» **Stated goal**:
Each line containing the word "data" must be collected.

» **Record extracts**:
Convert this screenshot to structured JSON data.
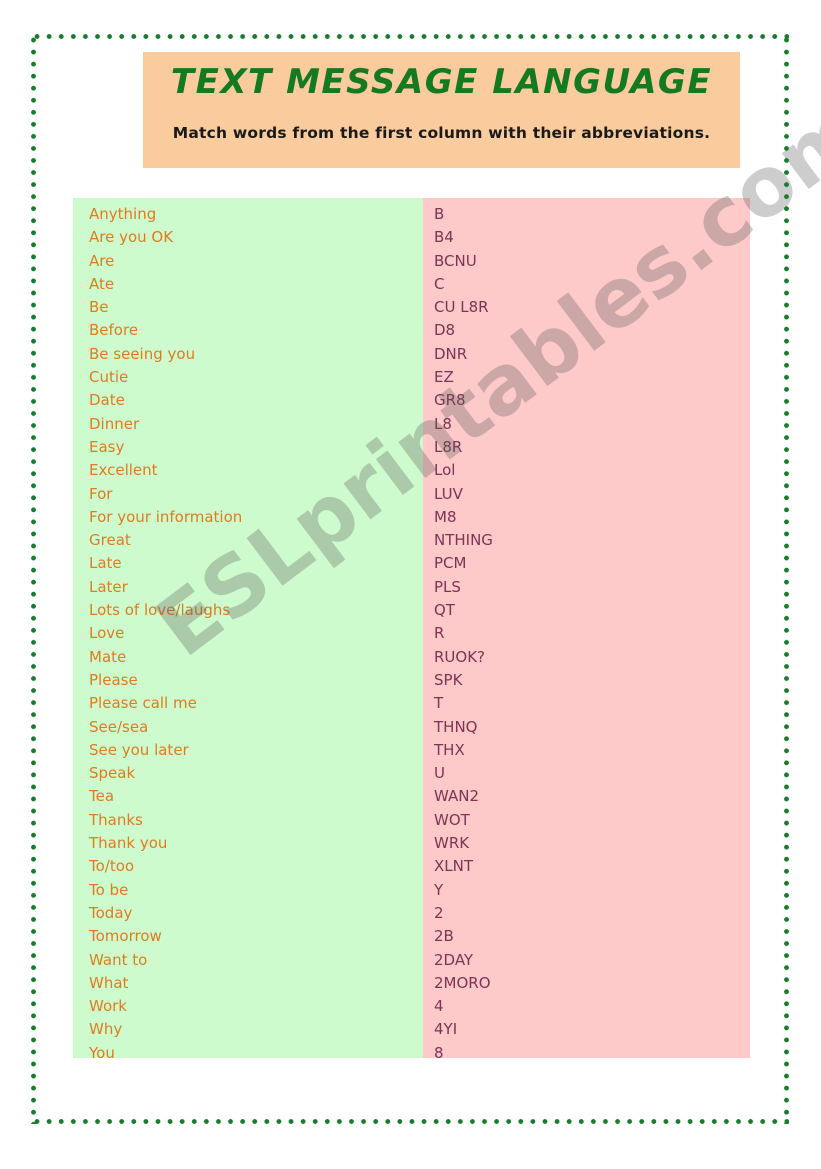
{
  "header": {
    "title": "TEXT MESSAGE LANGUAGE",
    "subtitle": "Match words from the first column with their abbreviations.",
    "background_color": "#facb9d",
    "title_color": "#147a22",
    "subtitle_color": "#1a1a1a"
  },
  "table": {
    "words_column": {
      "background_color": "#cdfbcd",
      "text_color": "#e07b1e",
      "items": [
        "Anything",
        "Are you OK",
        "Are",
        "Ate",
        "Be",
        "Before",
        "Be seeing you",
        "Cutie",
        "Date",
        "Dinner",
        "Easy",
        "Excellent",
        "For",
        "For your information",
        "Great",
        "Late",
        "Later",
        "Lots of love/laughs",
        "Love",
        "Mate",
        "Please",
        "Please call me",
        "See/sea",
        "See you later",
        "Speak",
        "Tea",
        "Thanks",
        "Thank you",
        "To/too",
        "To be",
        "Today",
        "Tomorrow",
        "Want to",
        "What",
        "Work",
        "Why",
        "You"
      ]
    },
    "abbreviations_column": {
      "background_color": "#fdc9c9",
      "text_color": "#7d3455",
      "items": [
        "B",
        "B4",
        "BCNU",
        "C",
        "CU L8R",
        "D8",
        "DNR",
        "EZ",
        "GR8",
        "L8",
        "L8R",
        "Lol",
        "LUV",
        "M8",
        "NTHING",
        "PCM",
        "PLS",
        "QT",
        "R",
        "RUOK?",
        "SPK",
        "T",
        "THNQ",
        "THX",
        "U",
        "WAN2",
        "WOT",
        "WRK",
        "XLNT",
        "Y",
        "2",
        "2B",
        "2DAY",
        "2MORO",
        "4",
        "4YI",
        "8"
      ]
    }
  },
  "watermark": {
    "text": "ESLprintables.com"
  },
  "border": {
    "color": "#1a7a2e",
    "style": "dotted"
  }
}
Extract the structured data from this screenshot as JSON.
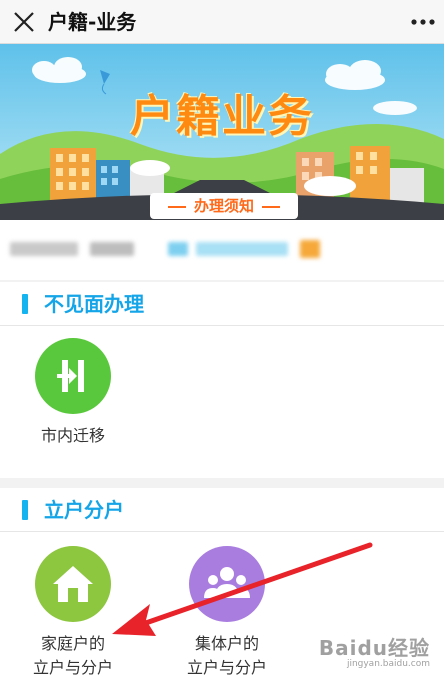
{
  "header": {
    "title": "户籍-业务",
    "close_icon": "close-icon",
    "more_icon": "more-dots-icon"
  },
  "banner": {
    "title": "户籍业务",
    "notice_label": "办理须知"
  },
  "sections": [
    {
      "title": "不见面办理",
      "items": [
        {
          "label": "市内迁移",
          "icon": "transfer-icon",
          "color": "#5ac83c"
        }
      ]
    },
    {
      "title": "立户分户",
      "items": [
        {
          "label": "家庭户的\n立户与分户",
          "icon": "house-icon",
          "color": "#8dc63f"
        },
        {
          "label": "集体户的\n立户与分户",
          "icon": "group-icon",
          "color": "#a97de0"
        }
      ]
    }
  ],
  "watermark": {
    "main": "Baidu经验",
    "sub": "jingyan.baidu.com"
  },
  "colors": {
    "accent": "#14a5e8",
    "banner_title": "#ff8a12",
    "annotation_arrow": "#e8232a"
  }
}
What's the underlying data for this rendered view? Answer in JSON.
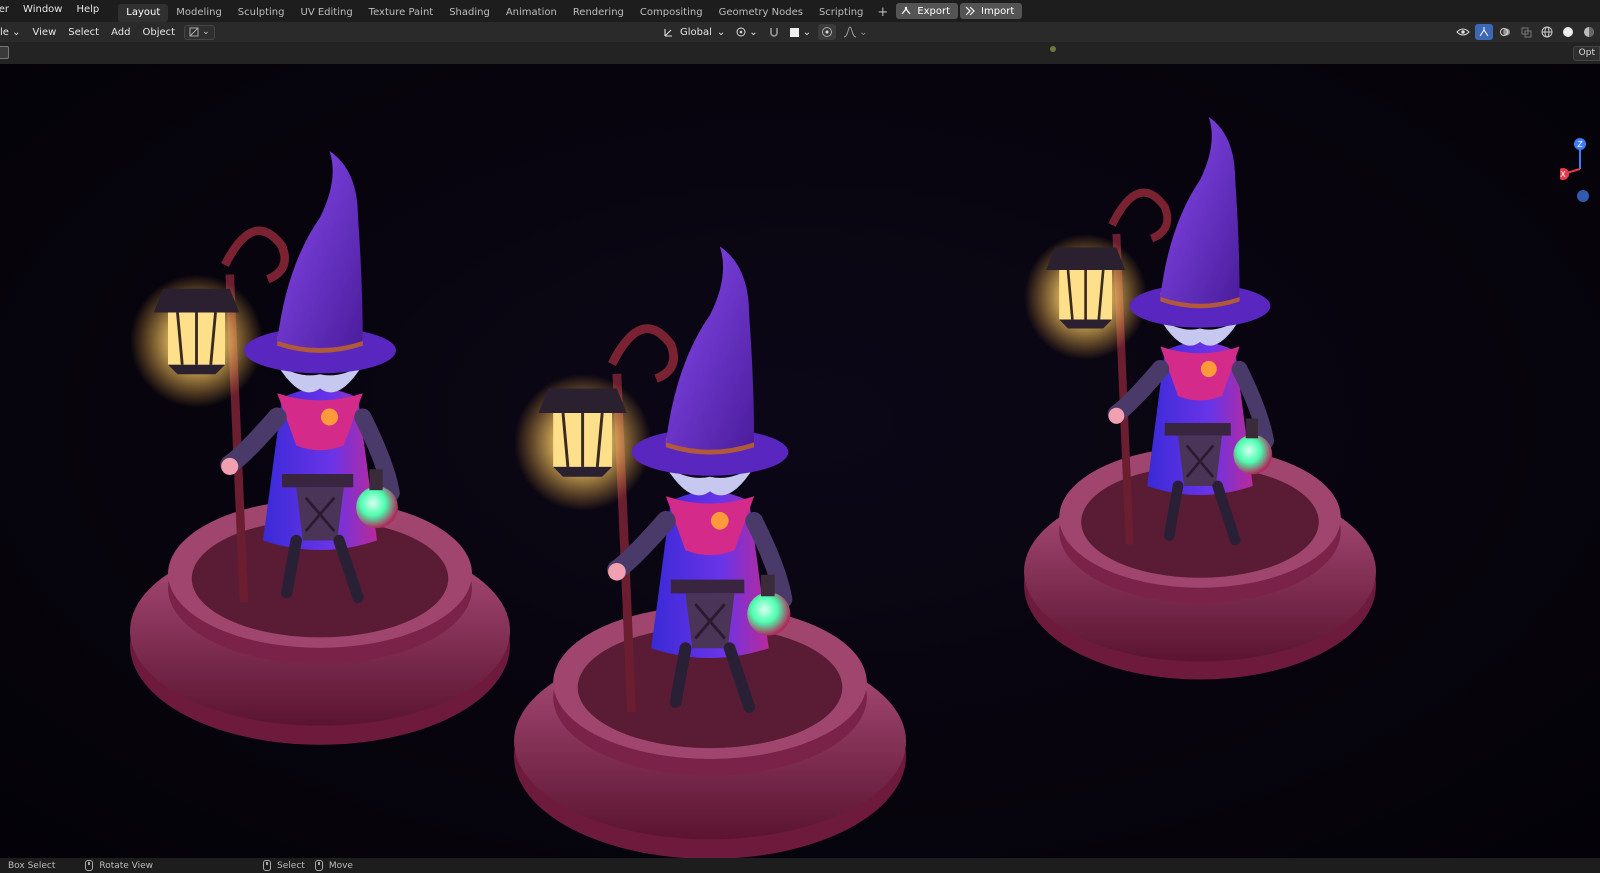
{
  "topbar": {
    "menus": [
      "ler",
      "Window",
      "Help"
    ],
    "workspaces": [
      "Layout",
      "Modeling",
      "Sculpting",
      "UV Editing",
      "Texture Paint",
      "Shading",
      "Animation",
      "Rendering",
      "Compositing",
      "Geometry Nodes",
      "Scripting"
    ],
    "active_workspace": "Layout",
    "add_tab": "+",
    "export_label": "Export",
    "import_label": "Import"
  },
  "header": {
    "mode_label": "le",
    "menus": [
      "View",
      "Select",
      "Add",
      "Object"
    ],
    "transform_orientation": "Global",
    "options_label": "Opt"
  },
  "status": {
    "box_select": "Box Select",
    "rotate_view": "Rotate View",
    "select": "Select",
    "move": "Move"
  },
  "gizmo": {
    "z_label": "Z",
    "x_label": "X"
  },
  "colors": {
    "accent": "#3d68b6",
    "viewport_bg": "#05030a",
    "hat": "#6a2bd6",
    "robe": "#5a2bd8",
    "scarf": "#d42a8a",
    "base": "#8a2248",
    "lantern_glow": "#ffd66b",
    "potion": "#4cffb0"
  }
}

» **Exercise output**:
Convert this screenshot to structured JSON data.
Extract the structured data from this screenshot as JSON.
What's the underlying data for this rendered view? Answer in JSON.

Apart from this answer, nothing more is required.